** Start AVAILABLE DATA **

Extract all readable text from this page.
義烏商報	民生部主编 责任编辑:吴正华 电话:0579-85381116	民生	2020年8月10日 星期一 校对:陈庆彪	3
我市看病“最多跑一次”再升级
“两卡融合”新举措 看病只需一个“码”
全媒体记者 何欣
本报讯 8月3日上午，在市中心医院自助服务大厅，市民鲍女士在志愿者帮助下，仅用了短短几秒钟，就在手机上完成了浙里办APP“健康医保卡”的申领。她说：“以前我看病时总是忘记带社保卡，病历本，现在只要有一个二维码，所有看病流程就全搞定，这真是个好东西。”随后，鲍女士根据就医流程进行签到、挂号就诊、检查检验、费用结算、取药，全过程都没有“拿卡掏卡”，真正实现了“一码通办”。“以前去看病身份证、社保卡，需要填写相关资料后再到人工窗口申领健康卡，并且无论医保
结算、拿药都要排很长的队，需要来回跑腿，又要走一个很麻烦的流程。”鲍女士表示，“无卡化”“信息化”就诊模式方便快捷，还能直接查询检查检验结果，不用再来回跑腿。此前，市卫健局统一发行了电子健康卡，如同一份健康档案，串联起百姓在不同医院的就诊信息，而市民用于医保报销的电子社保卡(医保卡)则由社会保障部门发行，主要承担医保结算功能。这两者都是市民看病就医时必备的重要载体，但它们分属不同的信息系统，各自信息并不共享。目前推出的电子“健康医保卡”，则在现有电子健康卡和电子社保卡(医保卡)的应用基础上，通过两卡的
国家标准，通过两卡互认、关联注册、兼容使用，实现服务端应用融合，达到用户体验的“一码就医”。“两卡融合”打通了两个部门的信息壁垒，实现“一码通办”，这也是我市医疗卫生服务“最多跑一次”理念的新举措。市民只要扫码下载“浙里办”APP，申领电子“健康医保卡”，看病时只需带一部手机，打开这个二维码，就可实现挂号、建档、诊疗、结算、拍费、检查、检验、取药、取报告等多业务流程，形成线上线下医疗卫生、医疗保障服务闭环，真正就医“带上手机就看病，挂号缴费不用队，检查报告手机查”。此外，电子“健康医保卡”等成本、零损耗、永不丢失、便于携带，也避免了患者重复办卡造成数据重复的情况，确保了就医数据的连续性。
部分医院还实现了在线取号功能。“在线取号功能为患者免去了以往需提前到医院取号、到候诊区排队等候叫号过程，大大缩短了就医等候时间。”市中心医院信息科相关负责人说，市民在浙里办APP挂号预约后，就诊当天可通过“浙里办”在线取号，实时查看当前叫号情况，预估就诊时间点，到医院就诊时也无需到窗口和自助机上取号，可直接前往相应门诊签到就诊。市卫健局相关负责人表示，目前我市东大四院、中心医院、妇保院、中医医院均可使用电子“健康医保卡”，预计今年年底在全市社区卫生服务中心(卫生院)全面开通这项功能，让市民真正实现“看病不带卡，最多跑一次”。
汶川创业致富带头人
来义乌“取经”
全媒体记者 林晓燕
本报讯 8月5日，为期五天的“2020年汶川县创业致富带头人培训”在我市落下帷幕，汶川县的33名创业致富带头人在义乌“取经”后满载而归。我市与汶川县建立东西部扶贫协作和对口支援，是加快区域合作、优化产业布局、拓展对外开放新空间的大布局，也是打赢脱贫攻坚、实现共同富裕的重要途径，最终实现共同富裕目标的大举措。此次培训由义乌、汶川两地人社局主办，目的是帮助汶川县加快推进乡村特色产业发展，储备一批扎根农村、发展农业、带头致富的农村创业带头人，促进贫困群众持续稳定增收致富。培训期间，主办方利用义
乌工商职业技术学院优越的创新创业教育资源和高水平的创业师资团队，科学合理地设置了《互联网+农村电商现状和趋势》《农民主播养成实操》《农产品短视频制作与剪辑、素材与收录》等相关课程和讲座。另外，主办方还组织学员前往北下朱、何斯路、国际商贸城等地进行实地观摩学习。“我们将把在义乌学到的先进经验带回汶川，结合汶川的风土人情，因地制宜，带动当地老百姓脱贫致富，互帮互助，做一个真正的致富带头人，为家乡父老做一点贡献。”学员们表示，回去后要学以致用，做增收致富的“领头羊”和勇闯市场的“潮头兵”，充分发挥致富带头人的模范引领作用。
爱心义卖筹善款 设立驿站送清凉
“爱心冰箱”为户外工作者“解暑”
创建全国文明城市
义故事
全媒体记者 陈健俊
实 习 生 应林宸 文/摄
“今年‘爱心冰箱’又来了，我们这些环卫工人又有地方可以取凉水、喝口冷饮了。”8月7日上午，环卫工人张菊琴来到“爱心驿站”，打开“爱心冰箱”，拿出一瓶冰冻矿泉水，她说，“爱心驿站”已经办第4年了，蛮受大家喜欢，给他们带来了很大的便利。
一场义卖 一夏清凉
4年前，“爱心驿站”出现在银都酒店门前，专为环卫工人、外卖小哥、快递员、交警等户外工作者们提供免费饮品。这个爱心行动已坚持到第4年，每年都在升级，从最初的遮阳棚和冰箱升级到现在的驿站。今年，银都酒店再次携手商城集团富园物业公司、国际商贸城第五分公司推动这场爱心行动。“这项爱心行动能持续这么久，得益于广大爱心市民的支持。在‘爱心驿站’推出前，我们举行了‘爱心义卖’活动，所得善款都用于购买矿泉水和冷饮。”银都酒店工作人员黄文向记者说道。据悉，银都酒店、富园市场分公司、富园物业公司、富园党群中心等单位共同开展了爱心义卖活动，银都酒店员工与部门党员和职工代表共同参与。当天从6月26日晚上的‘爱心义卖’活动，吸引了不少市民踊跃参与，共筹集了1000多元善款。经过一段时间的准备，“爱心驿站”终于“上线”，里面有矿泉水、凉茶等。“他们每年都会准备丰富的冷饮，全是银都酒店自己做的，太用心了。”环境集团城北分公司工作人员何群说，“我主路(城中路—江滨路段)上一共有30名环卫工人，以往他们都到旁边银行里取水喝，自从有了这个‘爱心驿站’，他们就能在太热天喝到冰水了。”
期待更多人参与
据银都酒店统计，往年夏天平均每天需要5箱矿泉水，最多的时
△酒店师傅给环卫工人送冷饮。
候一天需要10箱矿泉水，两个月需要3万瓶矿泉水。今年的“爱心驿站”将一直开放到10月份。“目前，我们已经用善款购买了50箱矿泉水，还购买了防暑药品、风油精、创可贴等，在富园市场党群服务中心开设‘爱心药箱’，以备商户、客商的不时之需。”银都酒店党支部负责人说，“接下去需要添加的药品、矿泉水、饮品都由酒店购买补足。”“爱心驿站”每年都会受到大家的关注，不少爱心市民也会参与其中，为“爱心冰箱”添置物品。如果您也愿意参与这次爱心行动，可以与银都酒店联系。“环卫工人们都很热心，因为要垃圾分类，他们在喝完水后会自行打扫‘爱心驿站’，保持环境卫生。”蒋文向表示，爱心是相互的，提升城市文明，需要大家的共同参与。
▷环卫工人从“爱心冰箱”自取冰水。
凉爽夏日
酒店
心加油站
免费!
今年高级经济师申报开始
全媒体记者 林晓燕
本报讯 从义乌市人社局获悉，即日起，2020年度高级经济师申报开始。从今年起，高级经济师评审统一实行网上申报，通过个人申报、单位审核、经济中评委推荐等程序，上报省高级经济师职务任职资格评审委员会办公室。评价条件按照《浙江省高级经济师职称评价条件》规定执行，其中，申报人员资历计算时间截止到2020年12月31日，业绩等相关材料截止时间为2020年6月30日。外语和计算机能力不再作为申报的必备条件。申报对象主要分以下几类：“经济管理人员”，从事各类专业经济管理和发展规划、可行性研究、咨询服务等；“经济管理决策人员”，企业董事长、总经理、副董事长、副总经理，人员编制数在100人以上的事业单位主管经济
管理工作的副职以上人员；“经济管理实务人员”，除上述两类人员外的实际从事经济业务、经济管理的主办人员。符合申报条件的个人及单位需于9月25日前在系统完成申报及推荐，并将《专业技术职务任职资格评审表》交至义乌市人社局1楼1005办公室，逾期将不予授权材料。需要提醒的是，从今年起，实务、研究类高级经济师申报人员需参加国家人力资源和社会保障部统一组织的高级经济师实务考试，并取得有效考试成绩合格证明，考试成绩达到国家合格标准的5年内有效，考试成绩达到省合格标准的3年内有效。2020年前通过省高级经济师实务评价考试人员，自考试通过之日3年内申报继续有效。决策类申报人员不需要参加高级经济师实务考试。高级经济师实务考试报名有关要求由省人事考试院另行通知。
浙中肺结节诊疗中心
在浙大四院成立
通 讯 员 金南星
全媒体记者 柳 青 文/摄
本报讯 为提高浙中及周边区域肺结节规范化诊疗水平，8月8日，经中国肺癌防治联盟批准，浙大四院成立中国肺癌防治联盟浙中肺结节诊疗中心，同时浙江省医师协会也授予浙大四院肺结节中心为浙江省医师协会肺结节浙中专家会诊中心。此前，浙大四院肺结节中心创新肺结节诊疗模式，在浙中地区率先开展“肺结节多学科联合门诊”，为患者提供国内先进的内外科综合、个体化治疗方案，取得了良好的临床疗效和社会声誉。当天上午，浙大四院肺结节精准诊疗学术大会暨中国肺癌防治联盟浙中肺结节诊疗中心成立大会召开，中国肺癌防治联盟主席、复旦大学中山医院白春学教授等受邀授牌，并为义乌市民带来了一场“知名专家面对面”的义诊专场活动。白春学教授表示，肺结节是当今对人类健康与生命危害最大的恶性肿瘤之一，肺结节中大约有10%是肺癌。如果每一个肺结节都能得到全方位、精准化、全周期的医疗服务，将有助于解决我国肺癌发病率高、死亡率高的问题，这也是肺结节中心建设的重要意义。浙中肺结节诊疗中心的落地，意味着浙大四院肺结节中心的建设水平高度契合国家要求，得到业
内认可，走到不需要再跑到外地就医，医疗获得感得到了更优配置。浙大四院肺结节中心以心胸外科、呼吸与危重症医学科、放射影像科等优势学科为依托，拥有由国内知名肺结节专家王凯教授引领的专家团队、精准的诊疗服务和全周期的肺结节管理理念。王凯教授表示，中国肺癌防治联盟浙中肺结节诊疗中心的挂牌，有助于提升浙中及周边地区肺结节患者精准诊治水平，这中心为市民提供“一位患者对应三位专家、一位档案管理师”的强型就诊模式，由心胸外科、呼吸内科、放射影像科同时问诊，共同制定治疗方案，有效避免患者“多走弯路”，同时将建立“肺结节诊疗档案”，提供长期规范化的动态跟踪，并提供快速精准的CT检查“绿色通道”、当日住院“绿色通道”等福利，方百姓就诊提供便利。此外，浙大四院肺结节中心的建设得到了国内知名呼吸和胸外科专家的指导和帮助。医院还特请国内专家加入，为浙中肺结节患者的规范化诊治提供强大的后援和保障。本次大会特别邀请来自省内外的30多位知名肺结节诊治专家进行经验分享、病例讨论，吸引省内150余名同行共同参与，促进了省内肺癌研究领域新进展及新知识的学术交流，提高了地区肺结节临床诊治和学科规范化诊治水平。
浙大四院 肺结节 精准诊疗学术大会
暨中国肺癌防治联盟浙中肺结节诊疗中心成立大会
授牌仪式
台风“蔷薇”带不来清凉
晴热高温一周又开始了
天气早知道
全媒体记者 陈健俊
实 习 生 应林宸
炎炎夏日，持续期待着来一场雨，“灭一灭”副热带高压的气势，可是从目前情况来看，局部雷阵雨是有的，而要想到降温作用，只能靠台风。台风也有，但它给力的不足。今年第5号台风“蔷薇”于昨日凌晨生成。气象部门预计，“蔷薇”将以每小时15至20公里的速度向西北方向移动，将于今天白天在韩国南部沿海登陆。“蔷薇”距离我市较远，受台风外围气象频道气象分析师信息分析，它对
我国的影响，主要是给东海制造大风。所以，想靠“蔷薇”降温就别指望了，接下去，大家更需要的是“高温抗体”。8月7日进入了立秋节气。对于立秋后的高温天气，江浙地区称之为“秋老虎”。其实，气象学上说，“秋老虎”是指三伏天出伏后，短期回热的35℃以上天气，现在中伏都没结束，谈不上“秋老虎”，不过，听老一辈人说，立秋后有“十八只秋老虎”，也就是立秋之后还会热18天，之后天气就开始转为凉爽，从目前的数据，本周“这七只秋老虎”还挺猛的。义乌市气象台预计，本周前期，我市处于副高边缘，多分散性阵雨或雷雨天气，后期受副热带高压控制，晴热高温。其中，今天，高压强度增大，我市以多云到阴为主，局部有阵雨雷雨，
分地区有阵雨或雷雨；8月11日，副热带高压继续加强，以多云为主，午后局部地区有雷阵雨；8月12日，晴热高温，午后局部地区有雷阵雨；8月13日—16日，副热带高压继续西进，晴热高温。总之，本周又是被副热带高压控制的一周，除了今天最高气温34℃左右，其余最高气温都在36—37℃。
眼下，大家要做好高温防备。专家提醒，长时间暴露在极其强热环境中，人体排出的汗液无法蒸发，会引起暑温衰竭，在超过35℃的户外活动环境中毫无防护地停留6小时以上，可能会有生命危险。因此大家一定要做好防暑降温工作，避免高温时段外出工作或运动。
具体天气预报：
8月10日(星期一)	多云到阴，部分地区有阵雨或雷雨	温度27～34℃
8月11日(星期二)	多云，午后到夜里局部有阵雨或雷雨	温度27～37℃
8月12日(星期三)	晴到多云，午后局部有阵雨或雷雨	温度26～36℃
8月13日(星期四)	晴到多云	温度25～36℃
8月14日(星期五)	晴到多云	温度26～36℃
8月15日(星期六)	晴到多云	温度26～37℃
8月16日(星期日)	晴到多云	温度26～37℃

** End AVAILABLE DATA **

EXERCISE BRIEF: Using the entries above, state how many lines include the word "晴到多云", with no other words.

ANSWER TO THIS EXERCISE: 5